Exercise inputs —
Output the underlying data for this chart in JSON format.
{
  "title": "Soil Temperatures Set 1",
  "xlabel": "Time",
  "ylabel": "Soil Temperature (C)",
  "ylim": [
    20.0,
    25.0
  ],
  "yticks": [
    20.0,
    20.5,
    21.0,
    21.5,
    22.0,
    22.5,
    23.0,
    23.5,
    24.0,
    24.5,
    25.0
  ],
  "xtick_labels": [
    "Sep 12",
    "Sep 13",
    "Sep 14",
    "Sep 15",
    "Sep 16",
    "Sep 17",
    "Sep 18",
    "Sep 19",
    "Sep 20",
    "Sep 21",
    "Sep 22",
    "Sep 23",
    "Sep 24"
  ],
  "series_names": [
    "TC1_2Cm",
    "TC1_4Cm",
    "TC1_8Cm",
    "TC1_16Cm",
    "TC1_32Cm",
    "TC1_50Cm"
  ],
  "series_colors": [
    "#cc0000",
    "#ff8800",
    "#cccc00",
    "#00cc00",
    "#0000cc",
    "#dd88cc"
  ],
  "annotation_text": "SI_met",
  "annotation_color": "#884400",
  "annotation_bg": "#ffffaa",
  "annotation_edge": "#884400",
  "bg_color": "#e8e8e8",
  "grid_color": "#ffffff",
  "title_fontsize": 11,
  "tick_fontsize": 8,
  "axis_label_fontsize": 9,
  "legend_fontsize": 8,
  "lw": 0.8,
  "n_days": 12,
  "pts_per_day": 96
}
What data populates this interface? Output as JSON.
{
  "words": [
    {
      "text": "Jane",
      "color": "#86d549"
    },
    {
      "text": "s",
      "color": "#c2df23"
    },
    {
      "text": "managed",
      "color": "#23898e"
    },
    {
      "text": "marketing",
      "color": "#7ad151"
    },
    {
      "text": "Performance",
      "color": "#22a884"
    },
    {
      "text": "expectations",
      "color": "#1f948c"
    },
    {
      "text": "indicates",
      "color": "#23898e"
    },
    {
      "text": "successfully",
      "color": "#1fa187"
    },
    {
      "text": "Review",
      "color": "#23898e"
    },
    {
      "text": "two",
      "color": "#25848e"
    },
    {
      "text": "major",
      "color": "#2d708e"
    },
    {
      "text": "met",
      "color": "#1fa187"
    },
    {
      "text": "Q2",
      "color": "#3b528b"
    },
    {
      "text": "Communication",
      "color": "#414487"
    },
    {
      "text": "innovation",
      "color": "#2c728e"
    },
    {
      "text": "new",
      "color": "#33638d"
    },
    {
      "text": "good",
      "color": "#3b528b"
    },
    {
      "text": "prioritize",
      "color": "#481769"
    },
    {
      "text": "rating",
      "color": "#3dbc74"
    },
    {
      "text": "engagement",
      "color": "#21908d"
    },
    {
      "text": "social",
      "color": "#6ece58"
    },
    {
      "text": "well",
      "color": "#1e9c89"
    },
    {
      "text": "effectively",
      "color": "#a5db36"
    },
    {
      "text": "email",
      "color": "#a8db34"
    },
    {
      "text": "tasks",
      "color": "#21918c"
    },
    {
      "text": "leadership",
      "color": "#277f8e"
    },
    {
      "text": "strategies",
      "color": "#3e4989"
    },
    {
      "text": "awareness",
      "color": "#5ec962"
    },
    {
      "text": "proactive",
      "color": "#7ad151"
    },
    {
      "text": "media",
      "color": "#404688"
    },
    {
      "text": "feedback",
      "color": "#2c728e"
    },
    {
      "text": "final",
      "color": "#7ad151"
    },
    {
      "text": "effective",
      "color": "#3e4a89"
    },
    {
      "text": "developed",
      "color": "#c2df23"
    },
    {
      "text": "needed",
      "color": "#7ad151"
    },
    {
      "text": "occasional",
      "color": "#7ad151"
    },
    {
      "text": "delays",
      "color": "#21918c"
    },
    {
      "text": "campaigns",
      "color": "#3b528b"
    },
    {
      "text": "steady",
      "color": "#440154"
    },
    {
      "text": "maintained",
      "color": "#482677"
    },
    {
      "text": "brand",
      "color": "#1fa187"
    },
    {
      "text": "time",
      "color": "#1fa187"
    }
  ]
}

Requirements — Isolate each line of the listing above that includes "this". Copy it.

Answer for the task —
Output the underlying data for this chart in JSON format.
What data populates this interface? Output as JSON.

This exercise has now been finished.